SOURCE:
And all-- it's an idea factory that all comes together to raise the level of intellect of the organization every day. And that model works.

CHARLIE ROSE: One thing you believe in -- I want to come back to Honeywell--

JACK WELCH: Yeah.

CHARLIE ROSE: But one thing you believe in, as you think about that model, is the impact the Internet will have on the future.

JACK WELCH: Abso--

CHARLIE ROSE: In terms of selling. In terms of saving money.

JACK WELCH: Charlie, it's gonna-- It will revolutionize business, as I said the last time I saw you. It's the biggest revolution in my lifetime in business.

The fact that some business models didn't work has nothing to do with the funda--

CHARLIE ROSE: Some dot-coms didn't work.

JACK WELCH: Right.

The digitization of a company, taking all the bad scud work out of the back rooms, taking all the paperwork out, taking all-- digitizing a company and putting information transparent to customers, transparent to suppliers, transparent to employees.

Power will no longer be brokered by some information hog sitting one level above somebody else 'cause everyone will have the same information.

CHARLIE ROSE: We've talked about this before, but everybody didn't see that -- as much as-- as many people saw that interview, everybody didn't see it -- you went to Europe, I think it may have been London.

JACK WELCH: Right.

CHARLIE ROSE: And you-- somehow somebody shows you, who's on line.

Now, you knew about on line because--

JACK WELCH: Right.

CHARLIE ROSE: --somebody in your family had ordered on line before.

JACK WELCH: Right, right.

CHARLIE ROSE: But that was about the extent of your knowledge. Right?

JACK WELCH: That's not quite what happened.

CHARLIE ROSE: All right.

RECORD EXCERPTS:
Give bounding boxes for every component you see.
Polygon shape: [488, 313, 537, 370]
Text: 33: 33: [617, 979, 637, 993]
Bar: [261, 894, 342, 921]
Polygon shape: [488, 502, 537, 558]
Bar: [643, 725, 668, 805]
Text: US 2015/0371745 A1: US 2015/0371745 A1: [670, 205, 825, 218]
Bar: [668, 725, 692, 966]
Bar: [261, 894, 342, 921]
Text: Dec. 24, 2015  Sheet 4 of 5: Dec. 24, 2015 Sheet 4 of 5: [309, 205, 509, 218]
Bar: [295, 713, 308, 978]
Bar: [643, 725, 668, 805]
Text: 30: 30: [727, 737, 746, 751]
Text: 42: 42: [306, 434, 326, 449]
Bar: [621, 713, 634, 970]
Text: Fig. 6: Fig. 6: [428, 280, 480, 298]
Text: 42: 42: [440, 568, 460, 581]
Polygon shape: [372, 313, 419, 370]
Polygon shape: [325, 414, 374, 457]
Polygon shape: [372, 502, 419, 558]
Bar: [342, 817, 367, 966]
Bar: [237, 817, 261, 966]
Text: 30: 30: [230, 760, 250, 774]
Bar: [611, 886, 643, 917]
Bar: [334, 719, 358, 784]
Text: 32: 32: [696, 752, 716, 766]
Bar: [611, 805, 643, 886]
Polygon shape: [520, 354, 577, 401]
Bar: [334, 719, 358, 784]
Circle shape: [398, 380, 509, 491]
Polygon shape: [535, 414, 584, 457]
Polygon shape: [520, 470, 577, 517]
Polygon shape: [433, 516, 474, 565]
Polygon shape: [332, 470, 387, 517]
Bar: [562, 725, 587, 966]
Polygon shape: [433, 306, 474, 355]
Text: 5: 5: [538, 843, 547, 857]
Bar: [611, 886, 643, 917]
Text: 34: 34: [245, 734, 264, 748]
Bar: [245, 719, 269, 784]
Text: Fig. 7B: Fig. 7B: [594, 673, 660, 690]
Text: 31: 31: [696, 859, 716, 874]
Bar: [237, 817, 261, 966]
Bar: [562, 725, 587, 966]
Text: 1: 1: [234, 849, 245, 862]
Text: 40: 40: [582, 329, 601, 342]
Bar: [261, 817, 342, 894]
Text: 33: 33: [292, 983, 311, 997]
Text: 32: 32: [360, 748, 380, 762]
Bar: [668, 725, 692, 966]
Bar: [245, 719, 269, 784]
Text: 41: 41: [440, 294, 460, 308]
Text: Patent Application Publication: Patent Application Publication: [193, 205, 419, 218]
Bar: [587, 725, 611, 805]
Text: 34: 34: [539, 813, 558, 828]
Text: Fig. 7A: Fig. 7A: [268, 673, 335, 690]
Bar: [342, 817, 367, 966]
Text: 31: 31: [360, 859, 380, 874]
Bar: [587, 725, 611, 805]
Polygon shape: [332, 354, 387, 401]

WHAT THE TASK REQUIRES: Carry on the Charlie Rose interview with Jack Welch after its last line.

RESULT OF THE TASK:
JACK WELCH: I went to Europe, sitting in a room, around a table like you'd have a meeting. And this young man who was running our global consumer finance company said, "I just came from a meeting with my mentor.''

I said, "Mentor? I thought you were the boss.''

CHARLIE ROSE: Right.

JACK WELCH: He said, "No, no. My mentor.''

I said, "Well, what do you mean?''

He said, "I've got a young woman -- 23 years old -- who comes in to see me two to three times a week and is teaching me the Internet.''

I said-- A light went on. I said, "What an idea.'' But that wasn't my idea. But quickly I ran home--

CHARLIE ROSE: Got a mentor.

JACK WELCH: Got a mentor. And got a thousand of GE's top people to get a mentor because the facts are-- The facts are-- Listen to this.

CHARLIE ROSE: Yeah, I--

JACK WELCH: No, the facts are that knowledge of the Internet at this point in time, Charlie, was inversely proportional to age and height in the organization.

CHARLIE ROSE: Yeah-- exactly.

JACK WELCH: OK?

CHARLIE ROSE: Yeah.

JACK WELCH: So, what we did was we brought these kids in.

So, we did two things. We learned the Internet from them. We tipped the organization upside down.

CHARLIE ROSE: Right.

JACK WELCH: And got all the gossip in the organization exchange along with the information on the Internet. It became a hell of a boundaryless thing.

CHARLIE ROSE: Now, did you express to them, "I'd like for you guys'' -- and I mean without respect to gender, "I'd like for you guys to think about getting a mentor''?

JACK WELCH: Yeah, sure, Charles.

CHARLIE ROSE: How did you express this idea?

"By Friday, you will have a mentor because it's good for you. It's good for GE. And it's good for all of us.''

JACK WELCH: It's good for the kids who are gonna be seeing you. You're gonna see new talent.

CHARLIE ROSE: Yeah, right.

JACK WELCH: "And you'll do it.''

CHARLIE ROSE: I'm just trying to get a picture for democracy within this corporate structure.

JACK WELCH: Well, there's a lot of democracy. But there's a lot of--

CHARLIE ROSE: Leadership.

JACK WELCH: --leadership.

Thank you for getting me out that one.

CHARLIE ROSE: Yes. I helped you there.

JACK WELCH: That's why my mother was--

CHARLIE ROSE: No, I know.

All right.

Honeywell -- you were going out in a blaze of glory. This was the biggest merger ever. Fit.

You had approval in the United States. Or about to get it.

JACK WELCH: I had it.

CHARLIE ROSE: Had it.

Overseas, the European Commission stopped Jack Welch--

JACK WELCH: Cold.

CHARLIE ROSE: --cold.

Just [makes sound effect]. Now, did you blow it? Did you somehow not play it right?

JACK WELCH: Let me put it for you this way -- my view of it.

What people don't realize is the European Commission is less than a decade old. But we think of America as a new country vis-a-vis Europe.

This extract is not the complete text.